Boxed element rows »
════════

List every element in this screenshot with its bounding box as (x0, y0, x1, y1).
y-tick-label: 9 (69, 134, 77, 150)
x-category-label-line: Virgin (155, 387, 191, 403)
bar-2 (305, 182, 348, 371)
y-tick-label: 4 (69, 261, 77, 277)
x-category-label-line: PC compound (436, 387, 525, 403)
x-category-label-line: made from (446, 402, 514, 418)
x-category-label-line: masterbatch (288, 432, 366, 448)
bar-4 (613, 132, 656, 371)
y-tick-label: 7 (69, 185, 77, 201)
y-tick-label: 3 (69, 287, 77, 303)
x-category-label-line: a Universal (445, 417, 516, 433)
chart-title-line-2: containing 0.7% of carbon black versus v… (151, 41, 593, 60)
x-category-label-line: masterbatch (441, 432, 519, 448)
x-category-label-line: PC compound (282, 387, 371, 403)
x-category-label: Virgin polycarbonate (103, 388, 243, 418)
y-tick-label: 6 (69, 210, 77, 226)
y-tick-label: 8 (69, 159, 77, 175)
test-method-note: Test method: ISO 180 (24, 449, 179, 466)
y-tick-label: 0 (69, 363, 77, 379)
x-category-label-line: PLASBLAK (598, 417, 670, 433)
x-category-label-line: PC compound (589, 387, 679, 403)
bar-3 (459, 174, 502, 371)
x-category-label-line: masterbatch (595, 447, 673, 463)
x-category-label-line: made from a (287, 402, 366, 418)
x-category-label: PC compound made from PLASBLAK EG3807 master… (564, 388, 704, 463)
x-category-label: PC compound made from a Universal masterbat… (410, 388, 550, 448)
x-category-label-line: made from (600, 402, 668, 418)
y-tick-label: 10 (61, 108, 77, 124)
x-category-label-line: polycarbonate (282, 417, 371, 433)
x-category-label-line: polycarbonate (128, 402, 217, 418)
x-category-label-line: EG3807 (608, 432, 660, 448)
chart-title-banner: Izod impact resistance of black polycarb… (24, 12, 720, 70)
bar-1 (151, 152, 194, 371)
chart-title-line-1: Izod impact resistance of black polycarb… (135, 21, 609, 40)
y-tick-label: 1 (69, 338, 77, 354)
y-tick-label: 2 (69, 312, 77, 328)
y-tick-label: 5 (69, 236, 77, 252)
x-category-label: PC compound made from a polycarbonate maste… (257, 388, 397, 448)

════════

Aim »
Return verbatim the part of the rows that opens with the first line and closes with the line containing "y-tick-label: 4 (69, 261, 77, 277)", including both of those lines.

Response »
List every element in this screenshot with its bounding box as (x0, y0, x1, y1).
y-tick-label: 9 (69, 134, 77, 150)
x-category-label-line: Virgin (155, 387, 191, 403)
bar-2 (305, 182, 348, 371)
y-tick-label: 4 (69, 261, 77, 277)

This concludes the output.